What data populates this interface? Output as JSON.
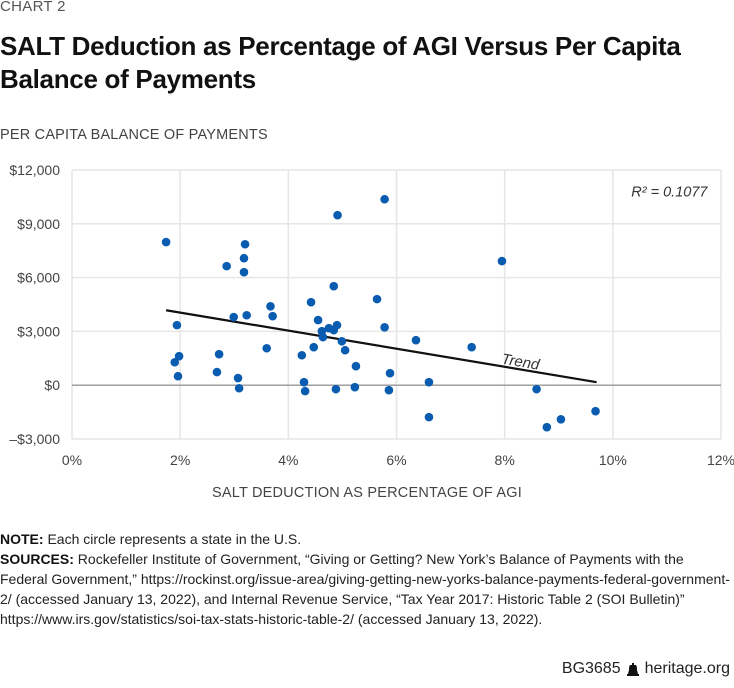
{
  "header": {
    "eyebrow": "CHART 2",
    "title": "SALT Deduction as Percentage of AGI Versus Per Capita Balance of Payments"
  },
  "chart_data": {
    "type": "scatter",
    "title": "SALT Deduction as Percentage of AGI Versus Per Capita Balance of Payments",
    "xlabel": "SALT DEDUCTION AS PERCENTAGE OF AGI",
    "ylabel": "PER CAPITA BALANCE OF PAYMENTS",
    "xlim": [
      0,
      12
    ],
    "ylim": [
      -3000,
      12000
    ],
    "x_ticks": [
      0,
      2,
      4,
      6,
      8,
      10,
      12
    ],
    "x_tick_labels": [
      "0%",
      "2%",
      "4%",
      "6%",
      "8%",
      "10%",
      "12%"
    ],
    "y_ticks": [
      -3000,
      0,
      3000,
      6000,
      9000,
      12000
    ],
    "y_tick_labels": [
      "–$3,000",
      "$0",
      "$3,000",
      "$6,000",
      "$9,000",
      "$12,000"
    ],
    "grid": true,
    "marker_color": "#0a5cb0",
    "trend": {
      "label": "Trend",
      "start": [
        1.74,
        4180
      ],
      "end": [
        9.7,
        170
      ],
      "color": "#111111"
    },
    "annotation": "R² = 0.1077",
    "points": [
      {
        "x": 1.74,
        "y": 7980
      },
      {
        "x": 1.94,
        "y": 3350
      },
      {
        "x": 1.9,
        "y": 1280
      },
      {
        "x": 1.98,
        "y": 1620
      },
      {
        "x": 1.96,
        "y": 500
      },
      {
        "x": 2.86,
        "y": 6640
      },
      {
        "x": 2.72,
        "y": 1730
      },
      {
        "x": 2.68,
        "y": 730
      },
      {
        "x": 2.99,
        "y": 3800
      },
      {
        "x": 3.07,
        "y": 400
      },
      {
        "x": 3.09,
        "y": -170
      },
      {
        "x": 3.18,
        "y": 7080
      },
      {
        "x": 3.2,
        "y": 7860
      },
      {
        "x": 3.18,
        "y": 6300
      },
      {
        "x": 3.23,
        "y": 3900
      },
      {
        "x": 3.6,
        "y": 2060
      },
      {
        "x": 3.67,
        "y": 4400
      },
      {
        "x": 3.71,
        "y": 3850
      },
      {
        "x": 4.25,
        "y": 1670
      },
      {
        "x": 4.29,
        "y": 170
      },
      {
        "x": 4.31,
        "y": -330
      },
      {
        "x": 4.42,
        "y": 4630
      },
      {
        "x": 4.47,
        "y": 2120
      },
      {
        "x": 4.55,
        "y": 3630
      },
      {
        "x": 4.62,
        "y": 3010
      },
      {
        "x": 4.64,
        "y": 2680
      },
      {
        "x": 4.75,
        "y": 3180
      },
      {
        "x": 4.84,
        "y": 3070
      },
      {
        "x": 4.84,
        "y": 5520
      },
      {
        "x": 4.9,
        "y": 3350
      },
      {
        "x": 4.91,
        "y": 9480
      },
      {
        "x": 4.88,
        "y": -220
      },
      {
        "x": 4.99,
        "y": 2450
      },
      {
        "x": 5.05,
        "y": 1950
      },
      {
        "x": 5.25,
        "y": 1060
      },
      {
        "x": 5.23,
        "y": -110
      },
      {
        "x": 5.64,
        "y": 4800
      },
      {
        "x": 5.78,
        "y": 10370
      },
      {
        "x": 5.78,
        "y": 3230
      },
      {
        "x": 5.88,
        "y": 670
      },
      {
        "x": 5.86,
        "y": -280
      },
      {
        "x": 6.36,
        "y": 2510
      },
      {
        "x": 6.6,
        "y": 170
      },
      {
        "x": 6.6,
        "y": -1780
      },
      {
        "x": 7.39,
        "y": 2120
      },
      {
        "x": 7.95,
        "y": 6920
      },
      {
        "x": 8.59,
        "y": -220
      },
      {
        "x": 8.78,
        "y": -2340
      },
      {
        "x": 9.04,
        "y": -1900
      },
      {
        "x": 9.68,
        "y": -1450
      }
    ]
  },
  "notes": {
    "note_label": "NOTE:",
    "note_text": " Each circle represents a state in the U.S.",
    "sources_label": "SOURCES:",
    "sources_text": " Rockefeller Institute of Government, “Giving or Getting? New York’s Balance of Payments with the Federal Government,” https://rockinst.org/issue-area/giving-getting-new-yorks-balance-payments-federal-government-2/ (accessed January 13, 2022), and Internal Revenue Service, “Tax Year 2017: Historic Table 2 (SOI Bulletin)” https://www.irs.gov/statistics/soi-tax-stats-historic-table-2/ (accessed January 13, 2022)."
  },
  "footer": {
    "code": "BG3685",
    "site": "heritage.org"
  }
}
= = = = = = =
WHAT THE EXERCISE ASKS - Copy out each line exactly, without the pictures.

REPLY TO THE TASK -
What data populates this interface? Output as JSON.
{
  "header": {
    "eyebrow": "CHART 2",
    "title": "SALT Deduction as Percentage of AGI Versus Per Capita Balance of Payments"
  },
  "chart_data": {
    "type": "scatter",
    "title": "SALT Deduction as Percentage of AGI Versus Per Capita Balance of Payments",
    "xlabel": "SALT DEDUCTION AS PERCENTAGE OF AGI",
    "ylabel": "PER CAPITA BALANCE OF PAYMENTS",
    "xlim": [
      0,
      12
    ],
    "ylim": [
      -3000,
      12000
    ],
    "x_ticks": [
      0,
      2,
      4,
      6,
      8,
      10,
      12
    ],
    "x_tick_labels": [
      "0%",
      "2%",
      "4%",
      "6%",
      "8%",
      "10%",
      "12%"
    ],
    "y_ticks": [
      -3000,
      0,
      3000,
      6000,
      9000,
      12000
    ],
    "y_tick_labels": [
      "–$3,000",
      "$0",
      "$3,000",
      "$6,000",
      "$9,000",
      "$12,000"
    ],
    "grid": true,
    "marker_color": "#0a5cb0",
    "trend": {
      "label": "Trend",
      "start": [
        1.74,
        4180
      ],
      "end": [
        9.7,
        170
      ],
      "color": "#111111"
    },
    "annotation": "R² = 0.1077",
    "points": [
      {
        "x": 1.74,
        "y": 7980
      },
      {
        "x": 1.94,
        "y": 3350
      },
      {
        "x": 1.9,
        "y": 1280
      },
      {
        "x": 1.98,
        "y": 1620
      },
      {
        "x": 1.96,
        "y": 500
      },
      {
        "x": 2.86,
        "y": 6640
      },
      {
        "x": 2.72,
        "y": 1730
      },
      {
        "x": 2.68,
        "y": 730
      },
      {
        "x": 2.99,
        "y": 3800
      },
      {
        "x": 3.07,
        "y": 400
      },
      {
        "x": 3.09,
        "y": -170
      },
      {
        "x": 3.18,
        "y": 7080
      },
      {
        "x": 3.2,
        "y": 7860
      },
      {
        "x": 3.18,
        "y": 6300
      },
      {
        "x": 3.23,
        "y": 3900
      },
      {
        "x": 3.6,
        "y": 2060
      },
      {
        "x": 3.67,
        "y": 4400
      },
      {
        "x": 3.71,
        "y": 3850
      },
      {
        "x": 4.25,
        "y": 1670
      },
      {
        "x": 4.29,
        "y": 170
      },
      {
        "x": 4.31,
        "y": -330
      },
      {
        "x": 4.42,
        "y": 4630
      },
      {
        "x": 4.47,
        "y": 2120
      },
      {
        "x": 4.55,
        "y": 3630
      },
      {
        "x": 4.62,
        "y": 3010
      },
      {
        "x": 4.64,
        "y": 2680
      },
      {
        "x": 4.75,
        "y": 3180
      },
      {
        "x": 4.84,
        "y": 3070
      },
      {
        "x": 4.84,
        "y": 5520
      },
      {
        "x": 4.9,
        "y": 3350
      },
      {
        "x": 4.91,
        "y": 9480
      },
      {
        "x": 4.88,
        "y": -220
      },
      {
        "x": 4.99,
        "y": 2450
      },
      {
        "x": 5.05,
        "y": 1950
      },
      {
        "x": 5.25,
        "y": 1060
      },
      {
        "x": 5.23,
        "y": -110
      },
      {
        "x": 5.64,
        "y": 4800
      },
      {
        "x": 5.78,
        "y": 10370
      },
      {
        "x": 5.78,
        "y": 3230
      },
      {
        "x": 5.88,
        "y": 670
      },
      {
        "x": 5.86,
        "y": -280
      },
      {
        "x": 6.36,
        "y": 2510
      },
      {
        "x": 6.6,
        "y": 170
      },
      {
        "x": 6.6,
        "y": -1780
      },
      {
        "x": 7.39,
        "y": 2120
      },
      {
        "x": 7.95,
        "y": 6920
      },
      {
        "x": 8.59,
        "y": -220
      },
      {
        "x": 8.78,
        "y": -2340
      },
      {
        "x": 9.04,
        "y": -1900
      },
      {
        "x": 9.68,
        "y": -1450
      }
    ]
  },
  "notes": {
    "note_label": "NOTE:",
    "note_text": " Each circle represents a state in the U.S.",
    "sources_label": "SOURCES:",
    "sources_text": " Rockefeller Institute of Government, “Giving or Getting? New York’s Balance of Payments with the Federal Government,” https://rockinst.org/issue-area/giving-getting-new-yorks-balance-payments-federal-government-2/ (accessed January 13, 2022), and Internal Revenue Service, “Tax Year 2017: Historic Table 2 (SOI Bulletin)” https://www.irs.gov/statistics/soi-tax-stats-historic-table-2/ (accessed January 13, 2022)."
  },
  "footer": {
    "code": "BG3685",
    "site": "heritage.org"
  }
}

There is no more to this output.